DIRECTIONS | Copy out all of the material exactly.

Source records
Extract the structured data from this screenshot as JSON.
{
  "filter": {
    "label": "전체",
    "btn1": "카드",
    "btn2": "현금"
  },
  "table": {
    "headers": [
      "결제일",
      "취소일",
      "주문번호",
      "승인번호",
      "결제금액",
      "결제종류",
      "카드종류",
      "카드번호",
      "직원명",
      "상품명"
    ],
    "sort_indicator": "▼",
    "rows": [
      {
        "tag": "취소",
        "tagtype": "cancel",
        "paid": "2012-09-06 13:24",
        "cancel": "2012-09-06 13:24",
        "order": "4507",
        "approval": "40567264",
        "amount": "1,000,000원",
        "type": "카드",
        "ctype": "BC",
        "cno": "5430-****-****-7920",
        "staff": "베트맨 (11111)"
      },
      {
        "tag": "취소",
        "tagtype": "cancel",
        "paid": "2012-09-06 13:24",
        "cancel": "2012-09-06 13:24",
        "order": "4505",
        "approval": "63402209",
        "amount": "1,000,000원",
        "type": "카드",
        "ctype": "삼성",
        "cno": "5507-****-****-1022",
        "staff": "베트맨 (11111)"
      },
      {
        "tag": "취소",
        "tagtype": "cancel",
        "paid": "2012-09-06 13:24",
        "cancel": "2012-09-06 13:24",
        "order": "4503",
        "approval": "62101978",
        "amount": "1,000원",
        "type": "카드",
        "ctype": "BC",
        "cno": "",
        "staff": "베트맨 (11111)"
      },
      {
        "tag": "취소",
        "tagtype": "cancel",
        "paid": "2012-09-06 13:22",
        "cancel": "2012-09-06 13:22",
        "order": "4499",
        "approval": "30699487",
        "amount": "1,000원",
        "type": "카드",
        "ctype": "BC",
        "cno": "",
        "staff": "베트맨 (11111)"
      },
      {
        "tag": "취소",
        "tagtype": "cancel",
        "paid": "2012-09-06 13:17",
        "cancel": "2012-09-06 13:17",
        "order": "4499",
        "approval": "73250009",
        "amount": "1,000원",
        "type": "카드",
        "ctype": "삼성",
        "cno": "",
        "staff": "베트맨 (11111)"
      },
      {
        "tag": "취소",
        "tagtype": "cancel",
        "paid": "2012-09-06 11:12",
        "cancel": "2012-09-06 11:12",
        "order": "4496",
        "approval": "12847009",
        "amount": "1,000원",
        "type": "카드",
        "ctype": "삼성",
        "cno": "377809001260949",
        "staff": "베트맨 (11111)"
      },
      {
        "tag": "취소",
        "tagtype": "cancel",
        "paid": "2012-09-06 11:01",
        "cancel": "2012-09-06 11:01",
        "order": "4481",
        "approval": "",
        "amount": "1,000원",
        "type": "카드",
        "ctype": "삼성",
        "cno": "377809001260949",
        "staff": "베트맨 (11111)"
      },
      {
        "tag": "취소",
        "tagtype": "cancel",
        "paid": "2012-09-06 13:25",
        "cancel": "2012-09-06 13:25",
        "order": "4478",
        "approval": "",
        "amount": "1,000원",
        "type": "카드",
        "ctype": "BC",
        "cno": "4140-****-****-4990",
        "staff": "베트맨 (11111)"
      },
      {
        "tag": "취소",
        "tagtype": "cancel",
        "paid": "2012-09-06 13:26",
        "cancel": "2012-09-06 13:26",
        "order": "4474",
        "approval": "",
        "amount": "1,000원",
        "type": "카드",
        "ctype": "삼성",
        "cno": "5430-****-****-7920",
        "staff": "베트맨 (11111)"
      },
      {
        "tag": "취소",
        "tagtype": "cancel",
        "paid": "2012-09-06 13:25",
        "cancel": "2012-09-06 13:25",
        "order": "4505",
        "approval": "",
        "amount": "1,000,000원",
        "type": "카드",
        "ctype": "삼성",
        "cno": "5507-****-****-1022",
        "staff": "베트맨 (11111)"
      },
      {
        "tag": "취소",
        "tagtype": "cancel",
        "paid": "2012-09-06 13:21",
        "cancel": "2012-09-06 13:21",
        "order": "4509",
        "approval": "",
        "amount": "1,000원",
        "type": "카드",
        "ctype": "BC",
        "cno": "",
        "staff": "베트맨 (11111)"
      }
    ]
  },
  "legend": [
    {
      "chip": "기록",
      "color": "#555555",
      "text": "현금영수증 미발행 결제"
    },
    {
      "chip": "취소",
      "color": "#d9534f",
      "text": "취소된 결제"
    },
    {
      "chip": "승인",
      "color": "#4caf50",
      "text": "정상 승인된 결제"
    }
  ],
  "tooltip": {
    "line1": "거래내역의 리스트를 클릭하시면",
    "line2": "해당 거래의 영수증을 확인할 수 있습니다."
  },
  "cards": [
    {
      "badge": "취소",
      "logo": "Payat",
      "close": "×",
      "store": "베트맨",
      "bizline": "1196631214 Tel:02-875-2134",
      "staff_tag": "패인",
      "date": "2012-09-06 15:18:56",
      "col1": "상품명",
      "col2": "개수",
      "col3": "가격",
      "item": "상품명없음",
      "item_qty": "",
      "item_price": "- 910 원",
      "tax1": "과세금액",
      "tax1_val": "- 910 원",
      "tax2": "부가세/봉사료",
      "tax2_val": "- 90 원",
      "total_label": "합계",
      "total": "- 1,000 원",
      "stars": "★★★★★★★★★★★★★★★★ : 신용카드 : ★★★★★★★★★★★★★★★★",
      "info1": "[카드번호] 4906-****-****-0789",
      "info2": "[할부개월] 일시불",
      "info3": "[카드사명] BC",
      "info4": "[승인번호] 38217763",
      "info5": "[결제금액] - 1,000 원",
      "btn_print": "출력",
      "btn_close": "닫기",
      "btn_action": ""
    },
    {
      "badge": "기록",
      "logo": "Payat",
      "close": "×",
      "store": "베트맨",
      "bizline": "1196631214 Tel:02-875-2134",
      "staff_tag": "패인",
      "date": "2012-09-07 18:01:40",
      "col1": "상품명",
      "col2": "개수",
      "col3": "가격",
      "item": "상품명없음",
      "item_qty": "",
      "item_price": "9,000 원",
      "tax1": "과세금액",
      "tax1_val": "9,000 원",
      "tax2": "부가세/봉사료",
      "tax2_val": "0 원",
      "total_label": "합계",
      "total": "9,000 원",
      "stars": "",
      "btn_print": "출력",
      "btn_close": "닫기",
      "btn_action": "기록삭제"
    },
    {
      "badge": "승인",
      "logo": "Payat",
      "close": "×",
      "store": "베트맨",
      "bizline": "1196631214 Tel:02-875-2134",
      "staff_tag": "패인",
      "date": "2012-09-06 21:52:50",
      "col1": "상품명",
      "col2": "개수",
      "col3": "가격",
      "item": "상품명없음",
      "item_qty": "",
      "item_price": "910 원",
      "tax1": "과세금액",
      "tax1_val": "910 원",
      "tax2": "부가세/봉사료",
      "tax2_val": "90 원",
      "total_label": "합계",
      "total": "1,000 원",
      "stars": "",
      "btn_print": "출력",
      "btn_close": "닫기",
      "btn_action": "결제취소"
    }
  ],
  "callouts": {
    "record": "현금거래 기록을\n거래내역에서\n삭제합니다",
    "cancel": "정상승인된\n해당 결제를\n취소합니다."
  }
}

WRITTEN SOLUTION |
Extract the structured data from this screenshot as JSON.
{
  "filter": {
    "label": "전체",
    "btn1": "카드",
    "btn2": "현금"
  },
  "table": {
    "headers": [
      "결제일",
      "취소일",
      "주문번호",
      "승인번호",
      "결제금액",
      "결제종류",
      "카드종류",
      "카드번호",
      "직원명",
      "상품명"
    ],
    "sort_indicator": "▼",
    "rows": [
      {
        "tag": "취소",
        "tagtype": "cancel",
        "paid": "2012-09-06 13:24",
        "cancel": "2012-09-06 13:24",
        "order": "4507",
        "approval": "40567264",
        "amount": "1,000,000원",
        "type": "카드",
        "ctype": "BC",
        "cno": "5430-****-****-7920",
        "staff": "베트맨 (11111)"
      },
      {
        "tag": "취소",
        "tagtype": "cancel",
        "paid": "2012-09-06 13:24",
        "cancel": "2012-09-06 13:24",
        "order": "4505",
        "approval": "63402209",
        "amount": "1,000,000원",
        "type": "카드",
        "ctype": "삼성",
        "cno": "5507-****-****-1022",
        "staff": "베트맨 (11111)"
      },
      {
        "tag": "취소",
        "tagtype": "cancel",
        "paid": "2012-09-06 13:24",
        "cancel": "2012-09-06 13:24",
        "order": "4503",
        "approval": "62101978",
        "amount": "1,000원",
        "type": "카드",
        "ctype": "BC",
        "cno": "",
        "staff": "베트맨 (11111)"
      },
      {
        "tag": "취소",
        "tagtype": "cancel",
        "paid": "2012-09-06 13:22",
        "cancel": "2012-09-06 13:22",
        "order": "4499",
        "approval": "30699487",
        "amount": "1,000원",
        "type": "카드",
        "ctype": "BC",
        "cno": "",
        "staff": "베트맨 (11111)"
      },
      {
        "tag": "취소",
        "tagtype": "cancel",
        "paid": "2012-09-06 13:17",
        "cancel": "2012-09-06 13:17",
        "order": "4499",
        "approval": "73250009",
        "amount": "1,000원",
        "type": "카드",
        "ctype": "삼성",
        "cno": "",
        "staff": "베트맨 (11111)"
      },
      {
        "tag": "취소",
        "tagtype": "cancel",
        "paid": "2012-09-06 11:12",
        "cancel": "2012-09-06 11:12",
        "order": "4496",
        "approval": "12847009",
        "amount": "1,000원",
        "type": "카드",
        "ctype": "삼성",
        "cno": "377809001260949",
        "staff": "베트맨 (11111)"
      },
      {
        "tag": "취소",
        "tagtype": "cancel",
        "paid": "2012-09-06 11:01",
        "cancel": "2012-09-06 11:01",
        "order": "4481",
        "approval": "",
        "amount": "1,000원",
        "type": "카드",
        "ctype": "삼성",
        "cno": "377809001260949",
        "staff": "베트맨 (11111)"
      },
      {
        "tag": "취소",
        "tagtype": "cancel",
        "paid": "2012-09-06 13:25",
        "cancel": "2012-09-06 13:25",
        "order": "4478",
        "approval": "",
        "amount": "1,000원",
        "type": "카드",
        "ctype": "BC",
        "cno": "4140-****-****-4990",
        "staff": "베트맨 (11111)"
      },
      {
        "tag": "취소",
        "tagtype": "cancel",
        "paid": "2012-09-06 13:26",
        "cancel": "2012-09-06 13:26",
        "order": "4474",
        "approval": "",
        "amount": "1,000원",
        "type": "카드",
        "ctype": "삼성",
        "cno": "5430-****-****-7920",
        "staff": "베트맨 (11111)"
      },
      {
        "tag": "취소",
        "tagtype": "cancel",
        "paid": "2012-09-06 13:25",
        "cancel": "2012-09-06 13:25",
        "order": "4505",
        "approval": "",
        "amount": "1,000,000원",
        "type": "카드",
        "ctype": "삼성",
        "cno": "5507-****-****-1022",
        "staff": "베트맨 (11111)"
      },
      {
        "tag": "취소",
        "tagtype": "cancel",
        "paid": "2012-09-06 13:21",
        "cancel": "2012-09-06 13:21",
        "order": "4509",
        "approval": "",
        "amount": "1,000원",
        "type": "카드",
        "ctype": "BC",
        "cno": "",
        "staff": "베트맨 (11111)"
      }
    ]
  },
  "legend": [
    {
      "chip": "기록",
      "color": "#555555",
      "text": "현금영수증 미발행 결제"
    },
    {
      "chip": "취소",
      "color": "#d9534f",
      "text": "취소된 결제"
    },
    {
      "chip": "승인",
      "color": "#4caf50",
      "text": "정상 승인된 결제"
    }
  ],
  "tooltip": {
    "line1": "거래내역의 리스트를 클릭하시면",
    "line2": "해당 거래의 영수증을 확인할 수 있습니다."
  },
  "cards": [
    {
      "badge": "취소",
      "logo": "Payat",
      "close": "×",
      "store": "베트맨",
      "bizline": "1196631214 Tel:02-875-2134",
      "staff_tag": "패인",
      "date": "2012-09-06 15:18:56",
      "col1": "상품명",
      "col2": "개수",
      "col3": "가격",
      "item": "상품명없음",
      "item_qty": "",
      "item_price": "- 910 원",
      "tax1": "과세금액",
      "tax1_val": "- 910 원",
      "tax2": "부가세/봉사료",
      "tax2_val": "- 90 원",
      "total_label": "합계",
      "total": "- 1,000 원",
      "stars": "★★★★★★★★★★★★★★★★ : 신용카드 : ★★★★★★★★★★★★★★★★",
      "info1": "[카드번호] 4906-****-****-0789",
      "info2": "[할부개월] 일시불",
      "info3": "[카드사명] BC",
      "info4": "[승인번호] 38217763",
      "info5": "[결제금액] - 1,000 원",
      "btn_print": "출력",
      "btn_close": "닫기",
      "btn_action": ""
    },
    {
      "badge": "기록",
      "logo": "Payat",
      "close": "×",
      "store": "베트맨",
      "bizline": "1196631214 Tel:02-875-2134",
      "staff_tag": "패인",
      "date": "2012-09-07 18:01:40",
      "col1": "상품명",
      "col2": "개수",
      "col3": "가격",
      "item": "상품명없음",
      "item_qty": "",
      "item_price": "9,000 원",
      "tax1": "과세금액",
      "tax1_val": "9,000 원",
      "tax2": "부가세/봉사료",
      "tax2_val": "0 원",
      "total_label": "합계",
      "total": "9,000 원",
      "stars": "",
      "btn_print": "출력",
      "btn_close": "닫기",
      "btn_action": "기록삭제"
    },
    {
      "badge": "승인",
      "logo": "Payat",
      "close": "×",
      "store": "베트맨",
      "bizline": "1196631214 Tel:02-875-2134",
      "staff_tag": "패인",
      "date": "2012-09-06 21:52:50",
      "col1": "상품명",
      "col2": "개수",
      "col3": "가격",
      "item": "상품명없음",
      "item_qty": "",
      "item_price": "910 원",
      "tax1": "과세금액",
      "tax1_val": "910 원",
      "tax2": "부가세/봉사료",
      "tax2_val": "90 원",
      "total_label": "합계",
      "total": "1,000 원",
      "stars": "",
      "btn_print": "출력",
      "btn_close": "닫기",
      "btn_action": "결제취소"
    }
  ],
  "callouts": {
    "record": "현금거래 기록을\n거래내역에서\n삭제합니다",
    "cancel": "정상승인된\n해당 결제를\n취소합니다."
  }
}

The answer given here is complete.